> _THE PROBLEM_
Pictures do not belong in the copy; transcribe everything else in the records exactly.

> _THE RECORDS_
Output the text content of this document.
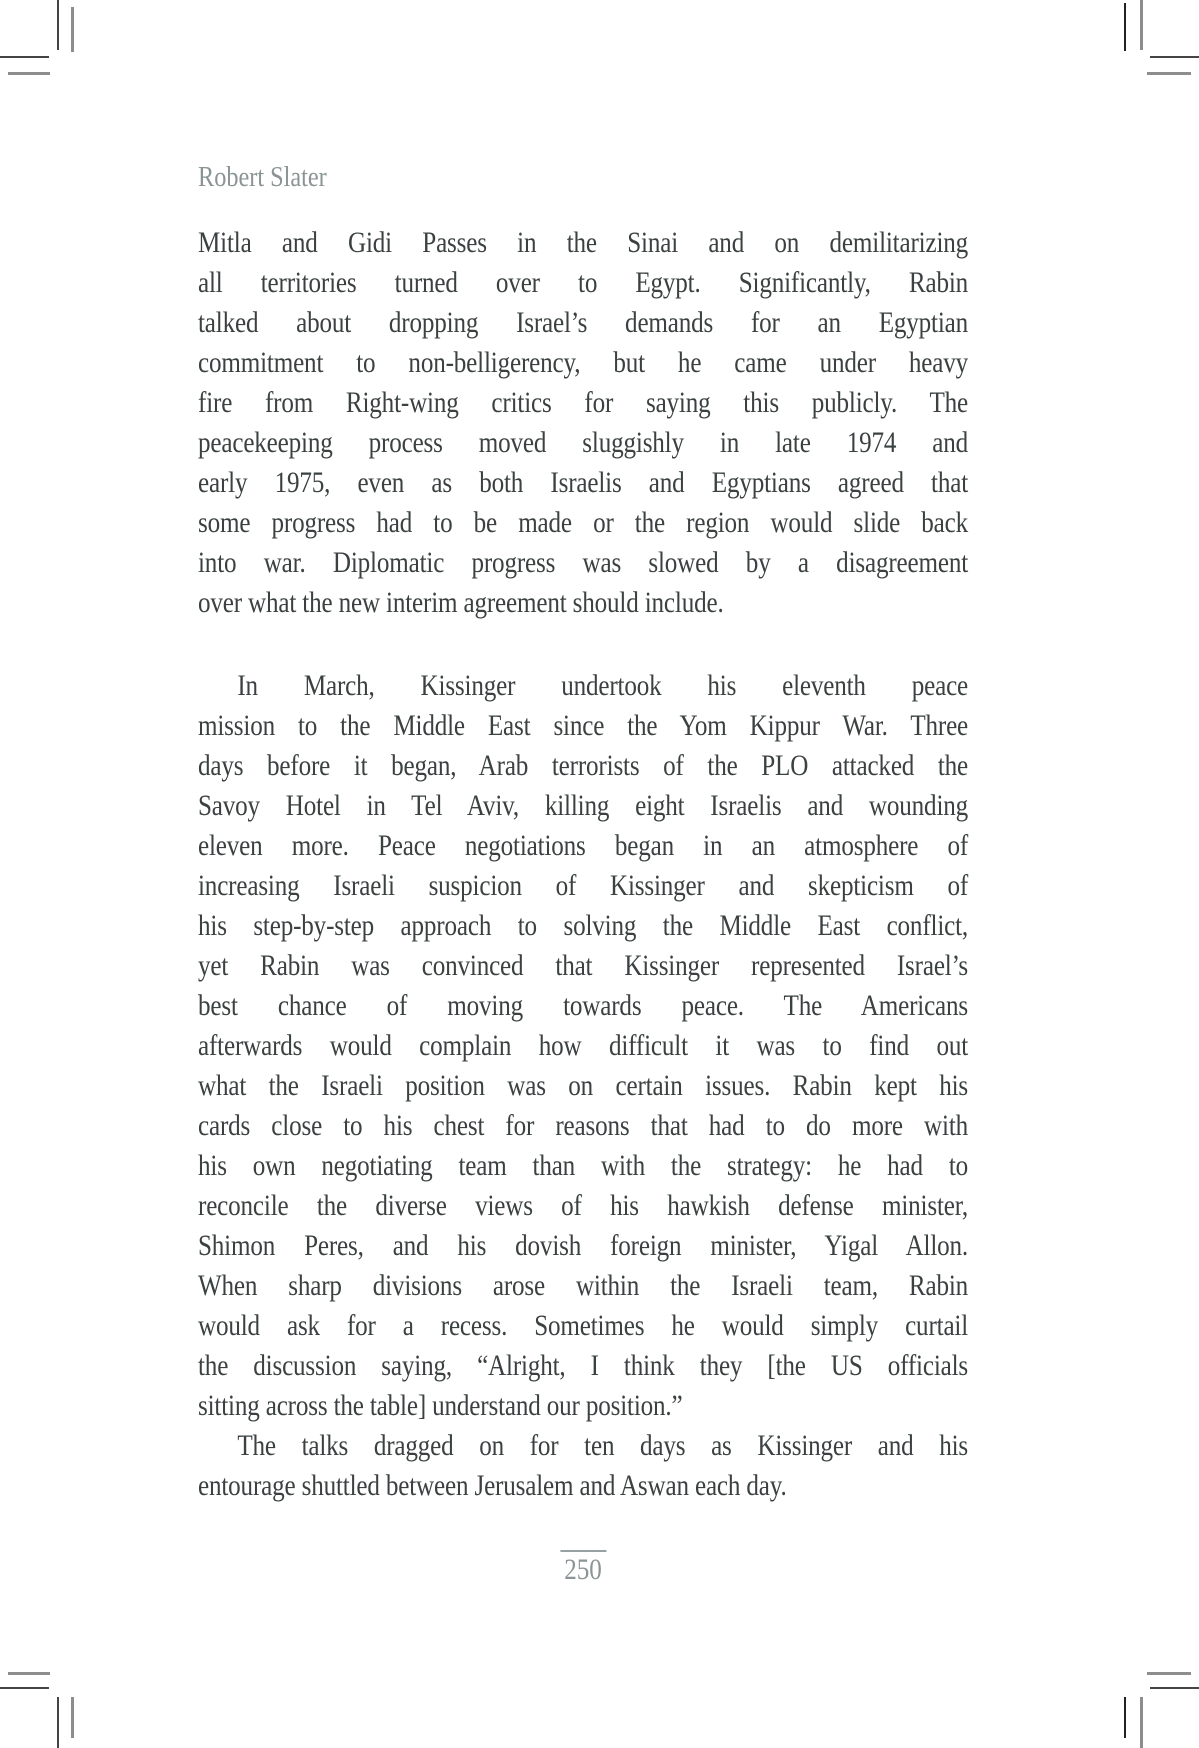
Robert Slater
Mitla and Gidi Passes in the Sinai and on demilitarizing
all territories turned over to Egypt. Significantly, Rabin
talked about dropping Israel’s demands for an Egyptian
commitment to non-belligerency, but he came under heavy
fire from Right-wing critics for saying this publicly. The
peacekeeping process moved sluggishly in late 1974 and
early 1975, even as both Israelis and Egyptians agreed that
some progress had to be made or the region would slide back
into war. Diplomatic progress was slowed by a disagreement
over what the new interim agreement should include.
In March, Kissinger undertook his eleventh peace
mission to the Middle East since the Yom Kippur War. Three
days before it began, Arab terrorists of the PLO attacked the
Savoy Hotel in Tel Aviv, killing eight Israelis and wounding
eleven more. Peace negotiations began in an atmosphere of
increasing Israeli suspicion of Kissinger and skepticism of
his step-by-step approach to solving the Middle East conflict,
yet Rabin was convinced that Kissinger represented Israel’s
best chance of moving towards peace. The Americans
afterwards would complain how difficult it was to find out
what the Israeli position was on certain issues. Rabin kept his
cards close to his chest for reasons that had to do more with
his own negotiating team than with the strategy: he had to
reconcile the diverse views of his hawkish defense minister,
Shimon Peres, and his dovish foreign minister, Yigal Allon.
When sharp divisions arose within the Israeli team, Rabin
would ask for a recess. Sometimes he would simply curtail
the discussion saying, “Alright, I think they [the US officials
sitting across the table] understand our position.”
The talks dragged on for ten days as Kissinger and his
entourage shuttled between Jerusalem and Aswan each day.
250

> _SOLUTION TO THE EXERCISE_
Output the text content of this document.
Robert Slater
Mitla and Gidi Passes in the Sinai and on demilitarizing
all territories turned over to Egypt. Significantly, Rabin
talked about dropping Israel’s demands for an Egyptian
commitment to non-belligerency, but he came under heavy
fire from Right-wing critics for saying this publicly. The
peacekeeping process moved sluggishly in late 1974 and
early 1975, even as both Israelis and Egyptians agreed that
some progress had to be made or the region would slide back
into war. Diplomatic progress was slowed by a disagreement
over what the new interim agreement should include.
In March, Kissinger undertook his eleventh peace
mission to the Middle East since the Yom Kippur War. Three
days before it began, Arab terrorists of the PLO attacked the
Savoy Hotel in Tel Aviv, killing eight Israelis and wounding
eleven more. Peace negotiations began in an atmosphere of
increasing Israeli suspicion of Kissinger and skepticism of
his step-by-step approach to solving the Middle East conflict,
yet Rabin was convinced that Kissinger represented Israel’s
best chance of moving towards peace. The Americans
afterwards would complain how difficult it was to find out
what the Israeli position was on certain issues. Rabin kept his
cards close to his chest for reasons that had to do more with
his own negotiating team than with the strategy: he had to
reconcile the diverse views of his hawkish defense minister,
Shimon Peres, and his dovish foreign minister, Yigal Allon.
When sharp divisions arose within the Israeli team, Rabin
would ask for a recess. Sometimes he would simply curtail
the discussion saying, “Alright, I think they [the US officials
sitting across the table] understand our position.”
The talks dragged on for ten days as Kissinger and his
entourage shuttled between Jerusalem and Aswan each day.
250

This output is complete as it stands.